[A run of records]

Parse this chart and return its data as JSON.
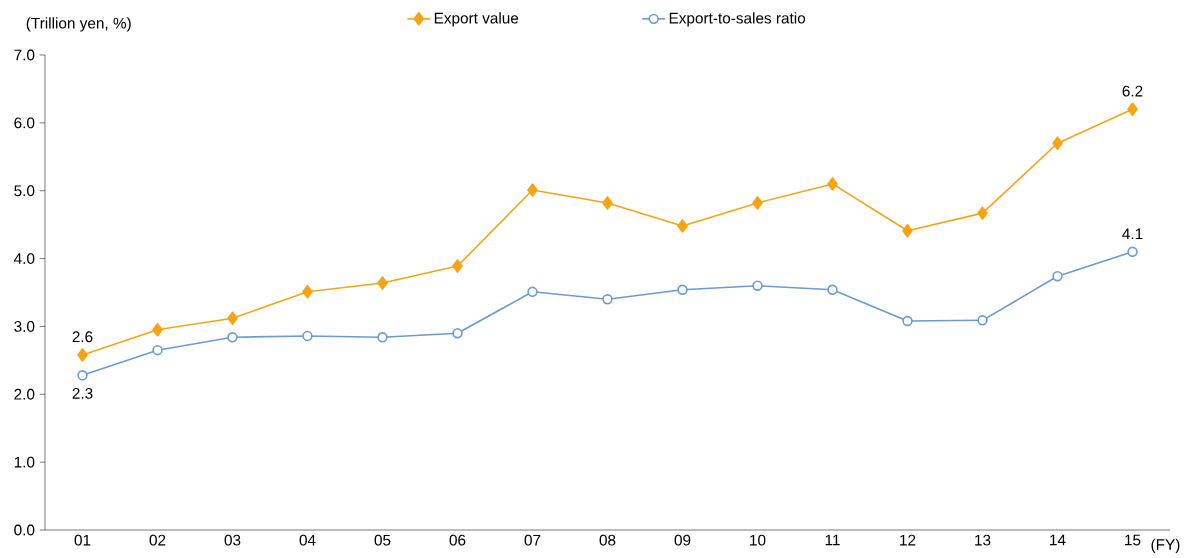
{
  "chart_data": {
    "type": "line",
    "ylabel": "(Trillion yen, %)",
    "xlabel": "(FY)",
    "categories": [
      "01",
      "02",
      "03",
      "04",
      "05",
      "06",
      "07",
      "08",
      "09",
      "10",
      "11",
      "12",
      "13",
      "14",
      "15"
    ],
    "series": [
      {
        "name": "Export value",
        "color": "#f5a416",
        "marker": "diamond",
        "values": [
          2.58,
          2.95,
          3.12,
          3.51,
          3.64,
          3.89,
          5.01,
          4.82,
          4.48,
          4.82,
          5.1,
          4.41,
          4.67,
          5.7,
          6.2
        ],
        "value_labels": [
          "2.6",
          null,
          null,
          null,
          null,
          null,
          null,
          null,
          null,
          null,
          null,
          null,
          null,
          null,
          "6.2"
        ]
      },
      {
        "name": "Export-to-sales ratio",
        "color": "#6b9bd2",
        "marker": "circle",
        "values": [
          2.28,
          2.65,
          2.84,
          2.86,
          2.84,
          2.9,
          3.51,
          3.4,
          3.54,
          3.6,
          3.54,
          3.08,
          3.09,
          3.74,
          4.1
        ],
        "value_labels": [
          "2.3",
          null,
          null,
          null,
          null,
          null,
          null,
          null,
          null,
          null,
          null,
          null,
          null,
          null,
          "4.1"
        ]
      }
    ],
    "ylim": [
      0,
      7
    ],
    "yticks": [
      {
        "value": 0,
        "label": "0.0"
      },
      {
        "value": 1,
        "label": "1.0"
      },
      {
        "value": 2,
        "label": "2.0"
      },
      {
        "value": 3,
        "label": "3.0"
      },
      {
        "value": 4,
        "label": "4.0"
      },
      {
        "value": 5,
        "label": "5.0"
      },
      {
        "value": 6,
        "label": "6.0"
      },
      {
        "value": 7,
        "label": "7.0"
      }
    ],
    "grid": false,
    "legend": "top",
    "line_style": "solid"
  }
}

■ Goal of the exercise ■
From the entries above, extract each line containing "Export".

■ Result for this exercise ■
        "name": "Export value",
        "name": "Export-to-sales ratio",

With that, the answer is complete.